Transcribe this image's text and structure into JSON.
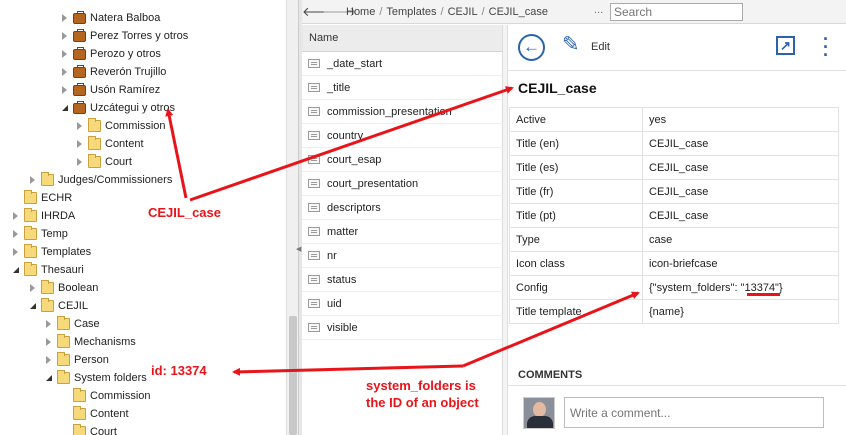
{
  "tree": {
    "items": [
      {
        "label": "Natera Balboa",
        "icon": "briefcase-icon",
        "expander": "collapsed"
      },
      {
        "label": "Perez Torres y otros",
        "icon": "briefcase-icon",
        "expander": "collapsed"
      },
      {
        "label": "Perozo y otros",
        "icon": "briefcase-icon",
        "expander": "collapsed"
      },
      {
        "label": "Reverón Trujillo",
        "icon": "briefcase-icon",
        "expander": "collapsed"
      },
      {
        "label": "Usón Ramírez",
        "icon": "briefcase-icon",
        "expander": "collapsed"
      },
      {
        "label": "Uzcátegui y otros",
        "icon": "briefcase-icon",
        "expander": "expanded"
      },
      {
        "label": "Commission",
        "icon": "folder-icon",
        "expander": "collapsed"
      },
      {
        "label": "Content",
        "icon": "folder-icon",
        "expander": "collapsed"
      },
      {
        "label": "Court",
        "icon": "folder-icon",
        "expander": "collapsed"
      },
      {
        "label": "Judges/Commissioners",
        "icon": "folder-icon",
        "expander": "collapsed"
      },
      {
        "label": "ECHR",
        "icon": "folder-icon",
        "expander": "none"
      },
      {
        "label": "IHRDA",
        "icon": "folder-icon",
        "expander": "collapsed"
      },
      {
        "label": "Temp",
        "icon": "folder-icon",
        "expander": "collapsed"
      },
      {
        "label": "Templates",
        "icon": "folder-icon",
        "expander": "collapsed"
      },
      {
        "label": "Thesauri",
        "icon": "folder-icon",
        "expander": "expanded"
      },
      {
        "label": "Boolean",
        "icon": "folder-icon",
        "expander": "collapsed"
      },
      {
        "label": "CEJIL",
        "icon": "folder-icon",
        "expander": "expanded"
      },
      {
        "label": "Case",
        "icon": "folder-icon",
        "expander": "collapsed"
      },
      {
        "label": "Mechanisms",
        "icon": "folder-icon",
        "expander": "collapsed"
      },
      {
        "label": "Person",
        "icon": "folder-icon",
        "expander": "collapsed"
      },
      {
        "label": "System folders",
        "icon": "folder-icon",
        "expander": "expanded"
      },
      {
        "label": "Commission",
        "icon": "folder-icon",
        "expander": "none"
      },
      {
        "label": "Content",
        "icon": "folder-icon",
        "expander": "none"
      },
      {
        "label": "Court",
        "icon": "folder-icon",
        "expander": "none"
      }
    ]
  },
  "topbar": {
    "back_icon": "arrow-left-icon",
    "forward_icon": "arrow-right-icon",
    "breadcrumbs": [
      "Home",
      "Templates",
      "CEJIL",
      "CEJIL_case"
    ],
    "separator": "/",
    "more": "...",
    "search_placeholder": "Search"
  },
  "list": {
    "header": "Name",
    "items": [
      "_date_start",
      "_title",
      "commission_presentation",
      "country",
      "court_esap",
      "court_presentation",
      "descriptors",
      "matter",
      "nr",
      "status",
      "uid",
      "visible"
    ]
  },
  "panel": {
    "edit_label": "Edit",
    "title": "CEJIL_case",
    "properties": [
      {
        "key": "Active",
        "value": "yes"
      },
      {
        "key": "Title (en)",
        "value": "CEJIL_case"
      },
      {
        "key": "Title (es)",
        "value": "CEJIL_case"
      },
      {
        "key": "Title (fr)",
        "value": "CEJIL_case"
      },
      {
        "key": "Title (pt)",
        "value": "CEJIL_case"
      },
      {
        "key": "Type",
        "value": "case"
      },
      {
        "key": "Icon class",
        "value": "icon-briefcase"
      },
      {
        "key": "Config",
        "value": "{\"system_folders\": \"13374\"}"
      },
      {
        "key": "Title template",
        "value": "{name}"
      }
    ],
    "comments_title": "COMMENTS",
    "comment_placeholder": "Write a comment..."
  },
  "annotations": {
    "cejil_case": "CEJIL_case",
    "id_label": "id: 13374",
    "note_line1": "system_folders is",
    "note_line2": "the ID of an object",
    "color": "#e8141a"
  }
}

- - - - - - -

Exercise goal>
Transcribe all of the records above character for character. Exclude the pictures.

Exercise solution>
Transcribe this image's text and structure into JSON.
{
  "tree": {
    "items": [
      {
        "label": "Natera Balboa",
        "icon": "briefcase-icon",
        "expander": "collapsed"
      },
      {
        "label": "Perez Torres y otros",
        "icon": "briefcase-icon",
        "expander": "collapsed"
      },
      {
        "label": "Perozo y otros",
        "icon": "briefcase-icon",
        "expander": "collapsed"
      },
      {
        "label": "Reverón Trujillo",
        "icon": "briefcase-icon",
        "expander": "collapsed"
      },
      {
        "label": "Usón Ramírez",
        "icon": "briefcase-icon",
        "expander": "collapsed"
      },
      {
        "label": "Uzcátegui y otros",
        "icon": "briefcase-icon",
        "expander": "expanded"
      },
      {
        "label": "Commission",
        "icon": "folder-icon",
        "expander": "collapsed"
      },
      {
        "label": "Content",
        "icon": "folder-icon",
        "expander": "collapsed"
      },
      {
        "label": "Court",
        "icon": "folder-icon",
        "expander": "collapsed"
      },
      {
        "label": "Judges/Commissioners",
        "icon": "folder-icon",
        "expander": "collapsed"
      },
      {
        "label": "ECHR",
        "icon": "folder-icon",
        "expander": "none"
      },
      {
        "label": "IHRDA",
        "icon": "folder-icon",
        "expander": "collapsed"
      },
      {
        "label": "Temp",
        "icon": "folder-icon",
        "expander": "collapsed"
      },
      {
        "label": "Templates",
        "icon": "folder-icon",
        "expander": "collapsed"
      },
      {
        "label": "Thesauri",
        "icon": "folder-icon",
        "expander": "expanded"
      },
      {
        "label": "Boolean",
        "icon": "folder-icon",
        "expander": "collapsed"
      },
      {
        "label": "CEJIL",
        "icon": "folder-icon",
        "expander": "expanded"
      },
      {
        "label": "Case",
        "icon": "folder-icon",
        "expander": "collapsed"
      },
      {
        "label": "Mechanisms",
        "icon": "folder-icon",
        "expander": "collapsed"
      },
      {
        "label": "Person",
        "icon": "folder-icon",
        "expander": "collapsed"
      },
      {
        "label": "System folders",
        "icon": "folder-icon",
        "expander": "expanded"
      },
      {
        "label": "Commission",
        "icon": "folder-icon",
        "expander": "none"
      },
      {
        "label": "Content",
        "icon": "folder-icon",
        "expander": "none"
      },
      {
        "label": "Court",
        "icon": "folder-icon",
        "expander": "none"
      }
    ]
  },
  "topbar": {
    "back_icon": "arrow-left-icon",
    "forward_icon": "arrow-right-icon",
    "breadcrumbs": [
      "Home",
      "Templates",
      "CEJIL",
      "CEJIL_case"
    ],
    "separator": "/",
    "more": "...",
    "search_placeholder": "Search"
  },
  "list": {
    "header": "Name",
    "items": [
      "_date_start",
      "_title",
      "commission_presentation",
      "country",
      "court_esap",
      "court_presentation",
      "descriptors",
      "matter",
      "nr",
      "status",
      "uid",
      "visible"
    ]
  },
  "panel": {
    "edit_label": "Edit",
    "title": "CEJIL_case",
    "properties": [
      {
        "key": "Active",
        "value": "yes"
      },
      {
        "key": "Title (en)",
        "value": "CEJIL_case"
      },
      {
        "key": "Title (es)",
        "value": "CEJIL_case"
      },
      {
        "key": "Title (fr)",
        "value": "CEJIL_case"
      },
      {
        "key": "Title (pt)",
        "value": "CEJIL_case"
      },
      {
        "key": "Type",
        "value": "case"
      },
      {
        "key": "Icon class",
        "value": "icon-briefcase"
      },
      {
        "key": "Config",
        "value": "{\"system_folders\": \"13374\"}"
      },
      {
        "key": "Title template",
        "value": "{name}"
      }
    ],
    "comments_title": "COMMENTS",
    "comment_placeholder": "Write a comment..."
  },
  "annotations": {
    "cejil_case": "CEJIL_case",
    "id_label": "id: 13374",
    "note_line1": "system_folders is",
    "note_line2": "the ID of an object",
    "color": "#e8141a"
  }
}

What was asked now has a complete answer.